**WORK ORDER:**
Your answer must repeat all of the entries word for word, without any images.

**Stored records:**
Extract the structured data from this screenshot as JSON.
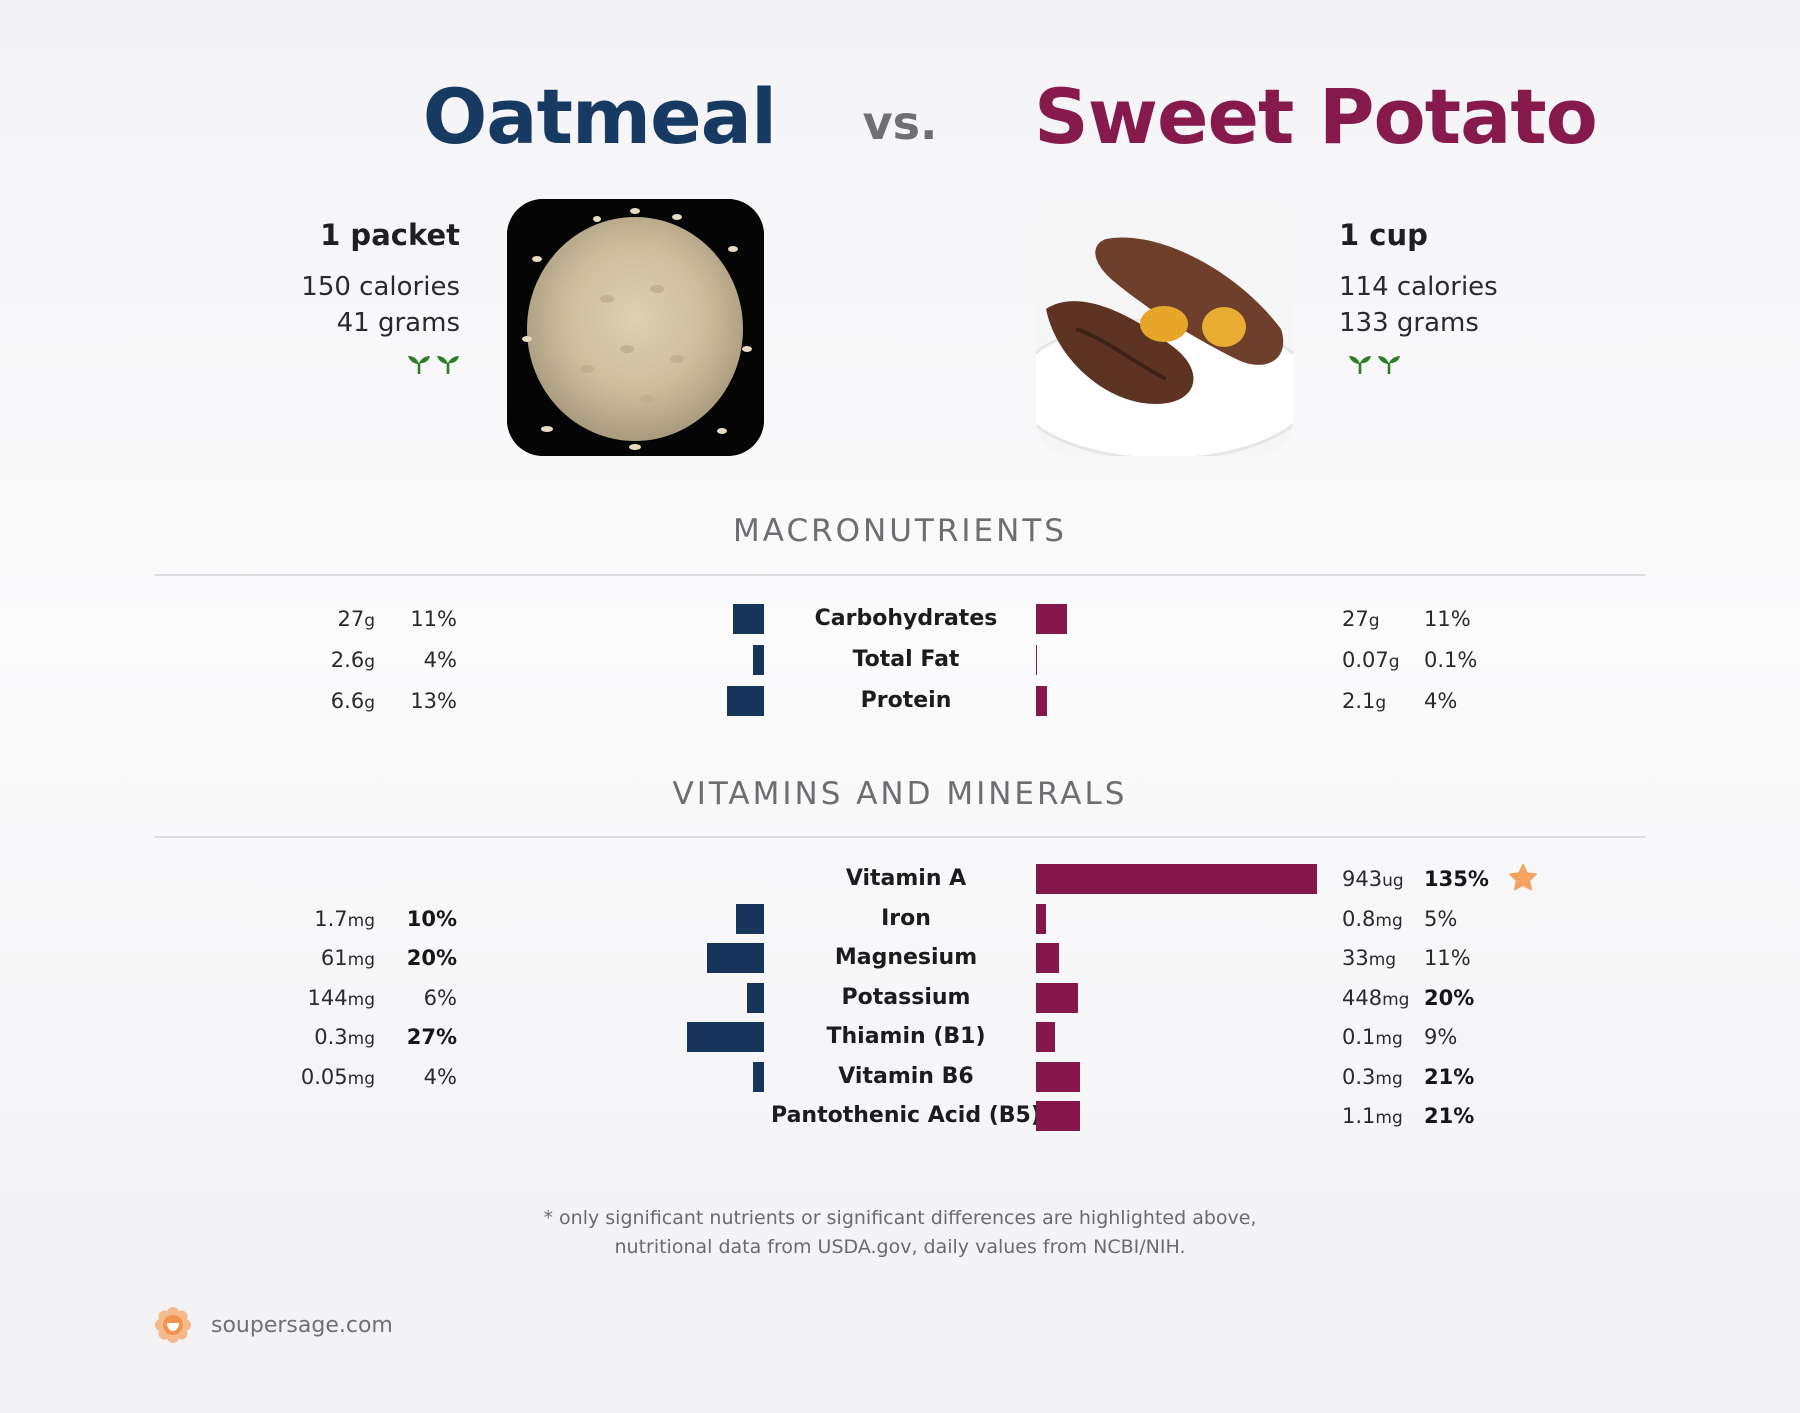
{
  "header": {
    "left_food": "Oatmeal",
    "vs_label": "vs.",
    "right_food": "Sweet Potato",
    "left_color": "#173a63",
    "right_color": "#861a4d"
  },
  "left_food_info": {
    "serving": "1 packet",
    "calories": "150 calories",
    "weight": "41 grams",
    "icons": [
      "sprout-icon",
      "sprout-icon"
    ]
  },
  "right_food_info": {
    "serving": "1 cup",
    "calories": "114 calories",
    "weight": "133 grams",
    "icons": [
      "sprout-icon",
      "sprout-icon"
    ]
  },
  "sections": {
    "macros_title": "MACRONUTRIENTS",
    "vitamins_title": "VITAMINS AND MINERALS"
  },
  "chart_data": [
    {
      "type": "bar",
      "title": "MACRONUTRIENTS",
      "categories": [
        "Carbohydrates",
        "Total Fat",
        "Protein"
      ],
      "series": [
        {
          "name": "Oatmeal",
          "amounts": [
            {
              "value": "27",
              "unit": "g"
            },
            {
              "value": "2.6",
              "unit": "g"
            },
            {
              "value": "6.6",
              "unit": "g"
            }
          ],
          "values": [
            11,
            4,
            13
          ],
          "labels": [
            "11%",
            "4%",
            "13%"
          ],
          "bold": [
            false,
            false,
            false
          ]
        },
        {
          "name": "Sweet Potato",
          "amounts": [
            {
              "value": "27",
              "unit": "g"
            },
            {
              "value": "0.07",
              "unit": "g"
            },
            {
              "value": "2.1",
              "unit": "g"
            }
          ],
          "values": [
            11,
            0.1,
            4
          ],
          "labels": [
            "11%",
            "0.1%",
            "4%"
          ],
          "bold": [
            false,
            false,
            false
          ]
        }
      ]
    },
    {
      "type": "bar",
      "title": "VITAMINS AND MINERALS",
      "categories": [
        "Vitamin A",
        "Iron",
        "Magnesium",
        "Potassium",
        "Thiamin (B1)",
        "Vitamin B6",
        "Pantothenic Acid (B5)"
      ],
      "series": [
        {
          "name": "Oatmeal",
          "amounts": [
            null,
            {
              "value": "1.7",
              "unit": "mg"
            },
            {
              "value": "61",
              "unit": "mg"
            },
            {
              "value": "144",
              "unit": "mg"
            },
            {
              "value": "0.3",
              "unit": "mg"
            },
            {
              "value": "0.05",
              "unit": "mg"
            },
            null
          ],
          "values": [
            null,
            10,
            20,
            6,
            27,
            4,
            null
          ],
          "labels": [
            "",
            "10%",
            "20%",
            "6%",
            "27%",
            "4%",
            ""
          ],
          "bold": [
            false,
            true,
            true,
            false,
            true,
            false,
            false
          ]
        },
        {
          "name": "Sweet Potato",
          "amounts": [
            {
              "value": "943",
              "unit": "ug"
            },
            {
              "value": "0.8",
              "unit": "mg"
            },
            {
              "value": "33",
              "unit": "mg"
            },
            {
              "value": "448",
              "unit": "mg"
            },
            {
              "value": "0.1",
              "unit": "mg"
            },
            {
              "value": "0.3",
              "unit": "mg"
            },
            {
              "value": "1.1",
              "unit": "mg"
            }
          ],
          "values": [
            135,
            5,
            11,
            20,
            9,
            21,
            21
          ],
          "labels": [
            "135%",
            "5%",
            "11%",
            "20%",
            "9%",
            "21%",
            "21%"
          ],
          "bold": [
            true,
            false,
            false,
            true,
            false,
            true,
            true
          ],
          "starred": [
            true,
            false,
            false,
            false,
            false,
            false,
            false
          ]
        }
      ]
    }
  ],
  "footnote": {
    "line1": "* only significant nutrients or significant differences are highlighted above,",
    "line2": "nutritional data from USDA.gov, daily values from NCBI/NIH."
  },
  "brand": {
    "site": "soupersage.com",
    "icon": "soupersage-logo-icon",
    "accent": "#f2a06a"
  }
}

**SOLVED PROBLEM:**
Extract the structured data from this screenshot as JSON.
{
  "header": {
    "left_food": "Oatmeal",
    "vs_label": "vs.",
    "right_food": "Sweet Potato",
    "left_color": "#173a63",
    "right_color": "#861a4d"
  },
  "left_food_info": {
    "serving": "1 packet",
    "calories": "150 calories",
    "weight": "41 grams",
    "icons": [
      "sprout-icon",
      "sprout-icon"
    ]
  },
  "right_food_info": {
    "serving": "1 cup",
    "calories": "114 calories",
    "weight": "133 grams",
    "icons": [
      "sprout-icon",
      "sprout-icon"
    ]
  },
  "sections": {
    "macros_title": "MACRONUTRIENTS",
    "vitamins_title": "VITAMINS AND MINERALS"
  },
  "chart_data": [
    {
      "type": "bar",
      "title": "MACRONUTRIENTS",
      "categories": [
        "Carbohydrates",
        "Total Fat",
        "Protein"
      ],
      "series": [
        {
          "name": "Oatmeal",
          "amounts": [
            {
              "value": "27",
              "unit": "g"
            },
            {
              "value": "2.6",
              "unit": "g"
            },
            {
              "value": "6.6",
              "unit": "g"
            }
          ],
          "values": [
            11,
            4,
            13
          ],
          "labels": [
            "11%",
            "4%",
            "13%"
          ],
          "bold": [
            false,
            false,
            false
          ]
        },
        {
          "name": "Sweet Potato",
          "amounts": [
            {
              "value": "27",
              "unit": "g"
            },
            {
              "value": "0.07",
              "unit": "g"
            },
            {
              "value": "2.1",
              "unit": "g"
            }
          ],
          "values": [
            11,
            0.1,
            4
          ],
          "labels": [
            "11%",
            "0.1%",
            "4%"
          ],
          "bold": [
            false,
            false,
            false
          ]
        }
      ]
    },
    {
      "type": "bar",
      "title": "VITAMINS AND MINERALS",
      "categories": [
        "Vitamin A",
        "Iron",
        "Magnesium",
        "Potassium",
        "Thiamin (B1)",
        "Vitamin B6",
        "Pantothenic Acid (B5)"
      ],
      "series": [
        {
          "name": "Oatmeal",
          "amounts": [
            null,
            {
              "value": "1.7",
              "unit": "mg"
            },
            {
              "value": "61",
              "unit": "mg"
            },
            {
              "value": "144",
              "unit": "mg"
            },
            {
              "value": "0.3",
              "unit": "mg"
            },
            {
              "value": "0.05",
              "unit": "mg"
            },
            null
          ],
          "values": [
            null,
            10,
            20,
            6,
            27,
            4,
            null
          ],
          "labels": [
            "",
            "10%",
            "20%",
            "6%",
            "27%",
            "4%",
            ""
          ],
          "bold": [
            false,
            true,
            true,
            false,
            true,
            false,
            false
          ]
        },
        {
          "name": "Sweet Potato",
          "amounts": [
            {
              "value": "943",
              "unit": "ug"
            },
            {
              "value": "0.8",
              "unit": "mg"
            },
            {
              "value": "33",
              "unit": "mg"
            },
            {
              "value": "448",
              "unit": "mg"
            },
            {
              "value": "0.1",
              "unit": "mg"
            },
            {
              "value": "0.3",
              "unit": "mg"
            },
            {
              "value": "1.1",
              "unit": "mg"
            }
          ],
          "values": [
            135,
            5,
            11,
            20,
            9,
            21,
            21
          ],
          "labels": [
            "135%",
            "5%",
            "11%",
            "20%",
            "9%",
            "21%",
            "21%"
          ],
          "bold": [
            true,
            false,
            false,
            true,
            false,
            true,
            true
          ],
          "starred": [
            true,
            false,
            false,
            false,
            false,
            false,
            false
          ]
        }
      ]
    }
  ],
  "footnote": {
    "line1": "* only significant nutrients or significant differences are highlighted above,",
    "line2": "nutritional data from USDA.gov, daily values from NCBI/NIH."
  },
  "brand": {
    "site": "soupersage.com",
    "icon": "soupersage-logo-icon",
    "accent": "#f2a06a"
  }
}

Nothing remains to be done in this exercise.